Records contained in a dataset:
::::
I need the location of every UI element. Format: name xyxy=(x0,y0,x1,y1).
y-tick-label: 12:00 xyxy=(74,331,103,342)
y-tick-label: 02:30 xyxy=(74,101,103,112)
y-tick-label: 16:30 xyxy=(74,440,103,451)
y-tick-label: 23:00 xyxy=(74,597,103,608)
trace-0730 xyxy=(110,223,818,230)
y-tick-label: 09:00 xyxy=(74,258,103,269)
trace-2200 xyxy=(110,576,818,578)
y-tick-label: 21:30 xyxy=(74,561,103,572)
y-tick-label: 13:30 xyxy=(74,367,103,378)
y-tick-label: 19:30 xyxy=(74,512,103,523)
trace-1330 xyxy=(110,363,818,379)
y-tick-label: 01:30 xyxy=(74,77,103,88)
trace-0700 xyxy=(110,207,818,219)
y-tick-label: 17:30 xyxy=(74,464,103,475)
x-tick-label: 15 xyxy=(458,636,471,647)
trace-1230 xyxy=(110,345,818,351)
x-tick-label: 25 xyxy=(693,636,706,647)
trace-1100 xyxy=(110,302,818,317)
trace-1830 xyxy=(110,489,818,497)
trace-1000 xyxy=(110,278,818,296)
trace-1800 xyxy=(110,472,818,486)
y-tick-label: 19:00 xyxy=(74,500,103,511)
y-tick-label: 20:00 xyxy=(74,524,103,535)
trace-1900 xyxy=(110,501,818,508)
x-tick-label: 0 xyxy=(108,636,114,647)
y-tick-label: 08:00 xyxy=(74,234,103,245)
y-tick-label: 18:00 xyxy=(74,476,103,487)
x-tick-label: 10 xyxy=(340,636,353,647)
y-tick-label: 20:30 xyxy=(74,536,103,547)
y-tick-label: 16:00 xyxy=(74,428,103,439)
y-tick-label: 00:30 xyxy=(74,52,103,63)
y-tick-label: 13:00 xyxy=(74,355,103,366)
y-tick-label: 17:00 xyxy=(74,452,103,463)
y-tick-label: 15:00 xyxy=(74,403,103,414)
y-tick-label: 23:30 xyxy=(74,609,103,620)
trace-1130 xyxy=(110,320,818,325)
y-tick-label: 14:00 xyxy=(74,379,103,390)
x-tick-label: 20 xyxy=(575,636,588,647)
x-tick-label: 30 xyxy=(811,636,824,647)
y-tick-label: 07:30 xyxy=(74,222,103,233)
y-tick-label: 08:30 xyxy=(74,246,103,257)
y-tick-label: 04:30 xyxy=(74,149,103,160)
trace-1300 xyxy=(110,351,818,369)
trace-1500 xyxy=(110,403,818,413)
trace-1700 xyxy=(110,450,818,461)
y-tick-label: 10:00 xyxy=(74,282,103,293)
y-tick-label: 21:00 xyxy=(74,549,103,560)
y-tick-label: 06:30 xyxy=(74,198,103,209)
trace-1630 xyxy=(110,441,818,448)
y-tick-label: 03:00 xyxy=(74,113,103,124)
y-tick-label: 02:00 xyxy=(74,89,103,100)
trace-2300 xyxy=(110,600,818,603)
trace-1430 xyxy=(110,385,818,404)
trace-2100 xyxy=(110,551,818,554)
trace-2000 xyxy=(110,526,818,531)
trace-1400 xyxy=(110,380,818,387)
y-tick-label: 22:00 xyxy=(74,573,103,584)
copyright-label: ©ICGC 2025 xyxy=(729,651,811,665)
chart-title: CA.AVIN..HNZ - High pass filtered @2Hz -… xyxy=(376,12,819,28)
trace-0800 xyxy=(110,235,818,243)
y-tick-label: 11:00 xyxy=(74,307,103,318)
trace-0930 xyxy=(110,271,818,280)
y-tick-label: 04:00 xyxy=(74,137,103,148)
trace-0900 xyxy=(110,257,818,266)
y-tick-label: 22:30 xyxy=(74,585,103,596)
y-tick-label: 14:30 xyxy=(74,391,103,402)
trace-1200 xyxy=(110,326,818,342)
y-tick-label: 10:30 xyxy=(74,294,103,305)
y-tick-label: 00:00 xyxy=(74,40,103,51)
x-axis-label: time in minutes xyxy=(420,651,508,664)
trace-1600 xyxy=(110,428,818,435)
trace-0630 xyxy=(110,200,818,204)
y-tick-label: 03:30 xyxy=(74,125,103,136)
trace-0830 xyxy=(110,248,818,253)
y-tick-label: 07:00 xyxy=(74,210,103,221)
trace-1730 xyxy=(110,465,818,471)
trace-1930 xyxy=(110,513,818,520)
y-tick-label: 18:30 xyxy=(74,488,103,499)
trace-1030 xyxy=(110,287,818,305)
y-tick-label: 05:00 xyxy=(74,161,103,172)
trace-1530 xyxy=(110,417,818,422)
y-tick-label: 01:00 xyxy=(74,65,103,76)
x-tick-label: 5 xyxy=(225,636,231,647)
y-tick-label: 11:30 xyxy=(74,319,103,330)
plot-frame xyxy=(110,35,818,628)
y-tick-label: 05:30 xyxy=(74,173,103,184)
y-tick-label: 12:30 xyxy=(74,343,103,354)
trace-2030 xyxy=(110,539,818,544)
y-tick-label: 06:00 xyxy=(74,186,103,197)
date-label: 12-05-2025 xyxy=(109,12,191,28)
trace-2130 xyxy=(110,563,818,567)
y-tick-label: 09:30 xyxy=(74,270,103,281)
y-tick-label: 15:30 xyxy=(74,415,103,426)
::::
Objective:
Arrange everything in the listing above, from the first line down to the line containing "y-tick-label: 23:30 xyxy=(74,609,103,620)", as a numbered list, omitting any blank lines.

Answer:
1. I need the location of every UI element. Format: name xyxy=(x0,y0,x1,y1).
2. y-tick-label: 12:00 xyxy=(74,331,103,342)
3. y-tick-label: 02:30 xyxy=(74,101,103,112)
4. y-tick-label: 16:30 xyxy=(74,440,103,451)
5. y-tick-label: 23:00 xyxy=(74,597,103,608)
6. trace-0730 xyxy=(110,223,818,230)
7. y-tick-label: 09:00 xyxy=(74,258,103,269)
8. trace-2200 xyxy=(110,576,818,578)
9. y-tick-label: 21:30 xyxy=(74,561,103,572)
10. y-tick-label: 13:30 xyxy=(74,367,103,378)
11. y-tick-label: 19:30 xyxy=(74,512,103,523)
12. trace-1330 xyxy=(110,363,818,379)
13. y-tick-label: 01:30 xyxy=(74,77,103,88)
14. trace-0700 xyxy=(110,207,818,219)
15. y-tick-label: 17:30 xyxy=(74,464,103,475)
16. x-tick-label: 15 xyxy=(458,636,471,647)
17. trace-1230 xyxy=(110,345,818,351)
18. x-tick-label: 25 xyxy=(693,636,706,647)
19. trace-1100 xyxy=(110,302,818,317)
20. trace-1830 xyxy=(110,489,818,497)
21. trace-1000 xyxy=(110,278,818,296)
22. trace-1800 xyxy=(110,472,818,486)
23. y-tick-label: 19:00 xyxy=(74,500,103,511)
24. y-tick-label: 20:00 xyxy=(74,524,103,535)
25. trace-1900 xyxy=(110,501,818,508)
26. x-tick-label: 0 xyxy=(108,636,114,647)
27. y-tick-label: 08:00 xyxy=(74,234,103,245)
28. y-tick-label: 18:00 xyxy=(74,476,103,487)
29. x-tick-label: 10 xyxy=(340,636,353,647)
30. y-tick-label: 20:30 xyxy=(74,536,103,547)
31. y-tick-label: 16:00 xyxy=(74,428,103,439)
32. y-tick-label: 00:30 xyxy=(74,52,103,63)
33. y-tick-label: 13:00 xyxy=(74,355,103,366)
34. y-tick-label: 17:00 xyxy=(74,452,103,463)
35. y-tick-label: 15:00 xyxy=(74,403,103,414)
36. y-tick-label: 23:30 xyxy=(74,609,103,620)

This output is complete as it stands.